▶ _What this task involves_
Print every entry word for word, but omit the pictures.

▶ _Given entries_
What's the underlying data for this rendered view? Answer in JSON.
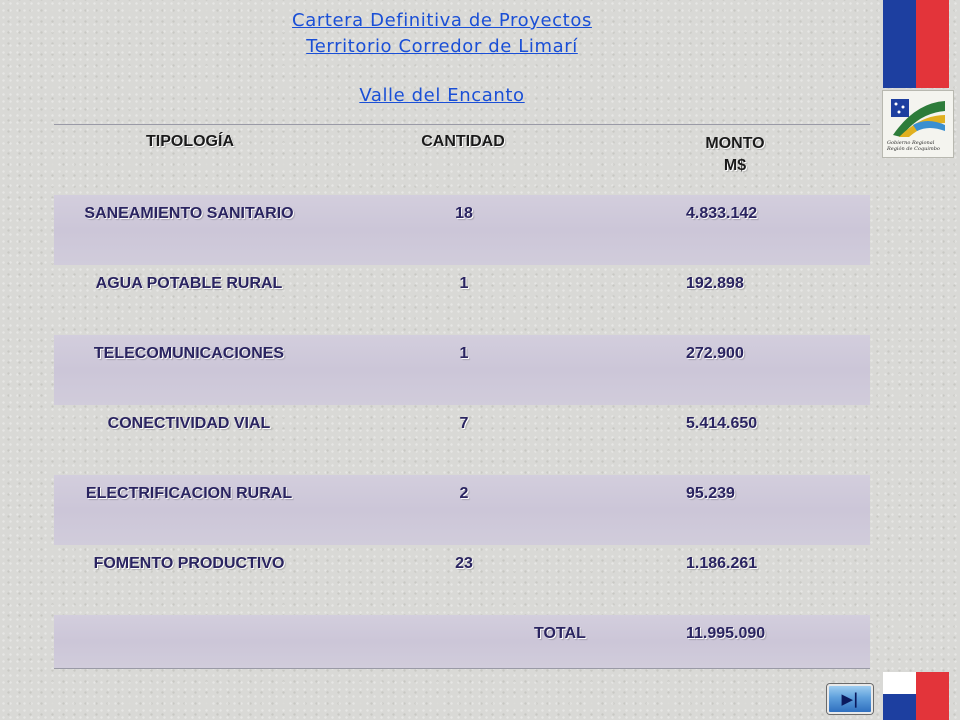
{
  "header": {
    "title_line1": "Cartera Definitiva de Proyectos",
    "title_line2": "Territorio Corredor de Limarí",
    "subtitle": "Valle del Encanto"
  },
  "logo": {
    "line1": "Gobierno Regional",
    "line2": "Región de Coquimbo"
  },
  "table": {
    "headers": {
      "tipologia": "TIPOLOGÍA",
      "cantidad": "CANTIDAD",
      "monto": "MONTO",
      "monto_unit": "M$"
    },
    "rows": [
      {
        "tipologia": "SANEAMIENTO SANITARIO",
        "cantidad": "18",
        "monto": "4.833.142"
      },
      {
        "tipologia": "AGUA POTABLE RURAL",
        "cantidad": "1",
        "monto": "192.898"
      },
      {
        "tipologia": "TELECOMUNICACIONES",
        "cantidad": "1",
        "monto": "272.900"
      },
      {
        "tipologia": "CONECTIVIDAD VIAL",
        "cantidad": "7",
        "monto": "5.414.650"
      },
      {
        "tipologia": "ELECTRIFICACION RURAL",
        "cantidad": "2",
        "monto": "95.239"
      },
      {
        "tipologia": "FOMENTO PRODUCTIVO",
        "cantidad": "23",
        "monto": "1.186.261"
      }
    ],
    "total_label": "TOTAL",
    "total_value": "11.995.090"
  },
  "nav": {
    "next_label": "▶|",
    "icon": "skip-forward-icon"
  },
  "colors": {
    "title": "#1a4fd6",
    "row_highlight": "#cfcadb",
    "text": "#2a2460",
    "flag_blue": "#1d3fa0",
    "flag_red": "#e3343a"
  }
}
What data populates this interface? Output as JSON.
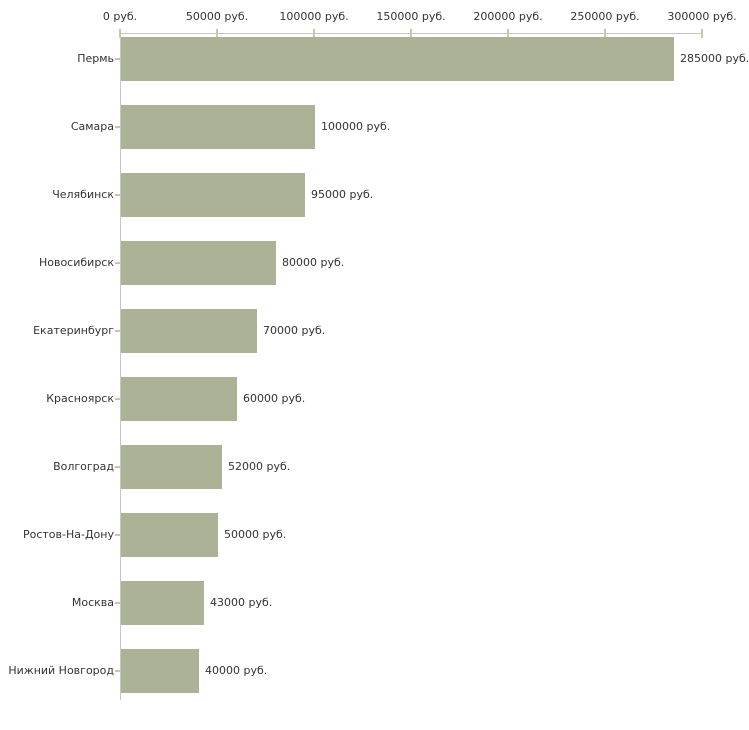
{
  "chart_data": {
    "type": "bar",
    "orientation": "horizontal",
    "title": "",
    "xlabel": "",
    "ylabel": "",
    "unit_suffix": " руб.",
    "categories": [
      "Пермь",
      "Самара",
      "Челябинск",
      "Новосибирск",
      "Екатеринбург",
      "Красноярск",
      "Волгоград",
      "Ростов-На-Дону",
      "Москва",
      "Нижний Новгород"
    ],
    "values": [
      285000,
      100000,
      95000,
      80000,
      70000,
      60000,
      52000,
      50000,
      43000,
      40000
    ],
    "value_labels": [
      "285000 руб.",
      "100000 руб.",
      "95000 руб.",
      "80000 руб.",
      "70000 руб.",
      "60000 руб.",
      "52000 руб.",
      "50000 руб.",
      "43000 руб.",
      "40000 руб."
    ],
    "x_axis": {
      "position": "top",
      "range": [
        0,
        300000
      ],
      "ticks": [
        0,
        50000,
        100000,
        150000,
        200000,
        250000,
        300000
      ],
      "tick_labels": [
        "0 руб.",
        "50000 руб.",
        "100000 руб.",
        "150000 руб.",
        "200000 руб.",
        "250000 руб.",
        "300000 руб."
      ]
    },
    "grid": false,
    "legend": false,
    "colors": {
      "bar": "#abb295",
      "axis_line": "#c6c6c6",
      "tick": "#c9c9a1",
      "text": "#333333",
      "background": "#ffffff"
    }
  }
}
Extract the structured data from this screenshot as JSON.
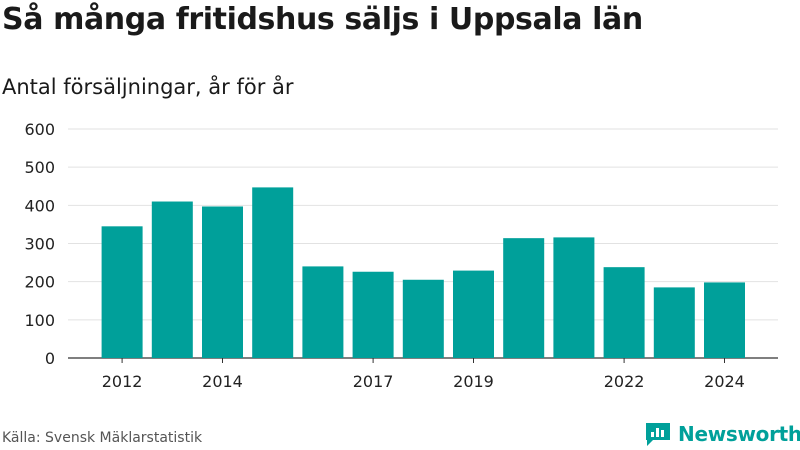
{
  "title": "Så många fritidshus säljs i Uppsala län",
  "subtitle": "Antal försäljningar, år för år",
  "source": "Källa: Svensk Mäklarstatistik",
  "brand": {
    "name": "Newsworthy",
    "icon": "newsworthy-logo-icon",
    "color": "#00a09a"
  },
  "chart_data": {
    "type": "bar",
    "title": "Så många fritidshus säljs i Uppsala län",
    "subtitle": "Antal försäljningar, år för år",
    "categories": [
      "2012",
      "2013",
      "2014",
      "2015",
      "2016",
      "2017",
      "2018",
      "2019",
      "2020",
      "2021",
      "2022",
      "2023",
      "2024"
    ],
    "values": [
      345,
      410,
      397,
      447,
      240,
      226,
      205,
      229,
      314,
      316,
      238,
      185,
      198
    ],
    "x_tick_labels": [
      "2012",
      "2014",
      "2017",
      "2019",
      "2022",
      "2024"
    ],
    "y_ticks": [
      0,
      100,
      200,
      300,
      400,
      500,
      600
    ],
    "ylim": [
      0,
      600
    ],
    "xlabel": "",
    "ylabel": "",
    "grid": true,
    "bar_color": "#00a09a"
  }
}
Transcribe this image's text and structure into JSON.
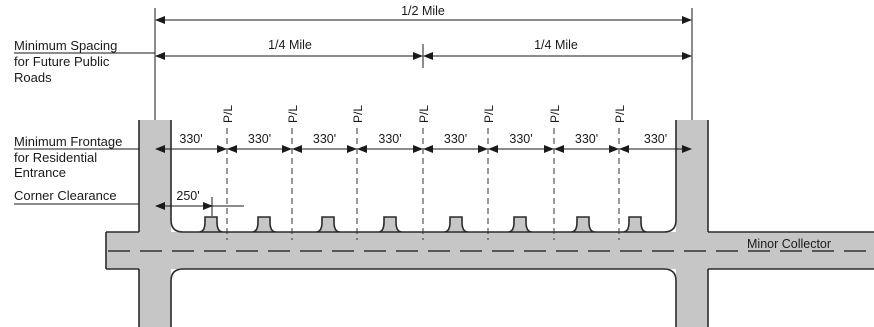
{
  "diagram": {
    "top_dimension": "1/2 Mile",
    "quarter_dimensions": [
      "1/4 Mile",
      "1/4 Mile"
    ],
    "labels": {
      "spacing": [
        "Minimum Spacing",
        "for Future Public",
        "Roads"
      ],
      "frontage": [
        "Minimum Frontage",
        "for Residential",
        "Entrance"
      ],
      "clearance": "Corner Clearance"
    },
    "frontage_dimensions": [
      "330'",
      "330'",
      "330'",
      "330'",
      "330'",
      "330'",
      "330'",
      "330'"
    ],
    "corner_clearance_value": "250'",
    "property_line_label": "P/L",
    "property_line_count": 7,
    "road_name": "Minor Collector"
  }
}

▶ _Answer to the problem_
What's the underlying data for this rendered view? Answer in JSON.
{
  "header": {
    "title_line1": "Cartera Definitiva de Proyectos",
    "title_line2": "Territorio Corredor de Limarí",
    "subtitle": "Valle del Encanto"
  },
  "logo": {
    "line1": "Gobierno Regional",
    "line2": "Región de Coquimbo"
  },
  "table": {
    "headers": {
      "tipologia": "TIPOLOGÍA",
      "cantidad": "CANTIDAD",
      "monto": "MONTO",
      "monto_unit": "M$"
    },
    "rows": [
      {
        "tipologia": "SANEAMIENTO SANITARIO",
        "cantidad": "18",
        "monto": "4.833.142"
      },
      {
        "tipologia": "AGUA POTABLE RURAL",
        "cantidad": "1",
        "monto": "192.898"
      },
      {
        "tipologia": "TELECOMUNICACIONES",
        "cantidad": "1",
        "monto": "272.900"
      },
      {
        "tipologia": "CONECTIVIDAD VIAL",
        "cantidad": "7",
        "monto": "5.414.650"
      },
      {
        "tipologia": "ELECTRIFICACION RURAL",
        "cantidad": "2",
        "monto": "95.239"
      },
      {
        "tipologia": "FOMENTO PRODUCTIVO",
        "cantidad": "23",
        "monto": "1.186.261"
      }
    ],
    "total_label": "TOTAL",
    "total_value": "11.995.090"
  },
  "nav": {
    "next_label": "▶|",
    "icon": "skip-forward-icon"
  },
  "colors": {
    "title": "#1a4fd6",
    "row_highlight": "#cfcadb",
    "text": "#2a2460",
    "flag_blue": "#1d3fa0",
    "flag_red": "#e3343a"
  }
}
What data populates this interface? Output as JSON.
{
  "chart_data": {
    "type": "bar",
    "orientation": "horizontal",
    "title": "",
    "xlabel": "",
    "ylabel": "",
    "unit_suffix": " руб.",
    "categories": [
      "Пермь",
      "Самара",
      "Челябинск",
      "Новосибирск",
      "Екатеринбург",
      "Красноярск",
      "Волгоград",
      "Ростов-На-Дону",
      "Москва",
      "Нижний Новгород"
    ],
    "values": [
      285000,
      100000,
      95000,
      80000,
      70000,
      60000,
      52000,
      50000,
      43000,
      40000
    ],
    "value_labels": [
      "285000 руб.",
      "100000 руб.",
      "95000 руб.",
      "80000 руб.",
      "70000 руб.",
      "60000 руб.",
      "52000 руб.",
      "50000 руб.",
      "43000 руб.",
      "40000 руб."
    ],
    "x_axis": {
      "position": "top",
      "range": [
        0,
        300000
      ],
      "ticks": [
        0,
        50000,
        100000,
        150000,
        200000,
        250000,
        300000
      ],
      "tick_labels": [
        "0 руб.",
        "50000 руб.",
        "100000 руб.",
        "150000 руб.",
        "200000 руб.",
        "250000 руб.",
        "300000 руб."
      ]
    },
    "grid": false,
    "legend": false,
    "colors": {
      "bar": "#abb295",
      "axis_line": "#c6c6c6",
      "tick": "#c9c9a1",
      "text": "#333333",
      "background": "#ffffff"
    }
  }
}
Extract the structured data from this screenshot as JSON.
{
  "title": "Så många fritidshus säljs i Uppsala län",
  "subtitle": "Antal försäljningar, år för år",
  "source": "Källa: Svensk Mäklarstatistik",
  "brand": {
    "name": "Newsworthy",
    "icon": "newsworthy-logo-icon",
    "color": "#00a09a"
  },
  "chart_data": {
    "type": "bar",
    "title": "Så många fritidshus säljs i Uppsala län",
    "subtitle": "Antal försäljningar, år för år",
    "categories": [
      "2012",
      "2013",
      "2014",
      "2015",
      "2016",
      "2017",
      "2018",
      "2019",
      "2020",
      "2021",
      "2022",
      "2023",
      "2024"
    ],
    "values": [
      345,
      410,
      397,
      447,
      240,
      226,
      205,
      229,
      314,
      316,
      238,
      185,
      198
    ],
    "x_tick_labels": [
      "2012",
      "2014",
      "2017",
      "2019",
      "2022",
      "2024"
    ],
    "y_ticks": [
      0,
      100,
      200,
      300,
      400,
      500,
      600
    ],
    "ylim": [
      0,
      600
    ],
    "xlabel": "",
    "ylabel": "",
    "grid": true,
    "bar_color": "#00a09a"
  }
}
Transcribe this image's text and structure into JSON.
{
  "diagram": {
    "top_dimension": "1/2 Mile",
    "quarter_dimensions": [
      "1/4 Mile",
      "1/4 Mile"
    ],
    "labels": {
      "spacing": [
        "Minimum Spacing",
        "for Future Public",
        "Roads"
      ],
      "frontage": [
        "Minimum Frontage",
        "for Residential",
        "Entrance"
      ],
      "clearance": "Corner Clearance"
    },
    "frontage_dimensions": [
      "330'",
      "330'",
      "330'",
      "330'",
      "330'",
      "330'",
      "330'",
      "330'"
    ],
    "corner_clearance_value": "250'",
    "property_line_label": "P/L",
    "property_line_count": 7,
    "road_name": "Minor Collector"
  }
}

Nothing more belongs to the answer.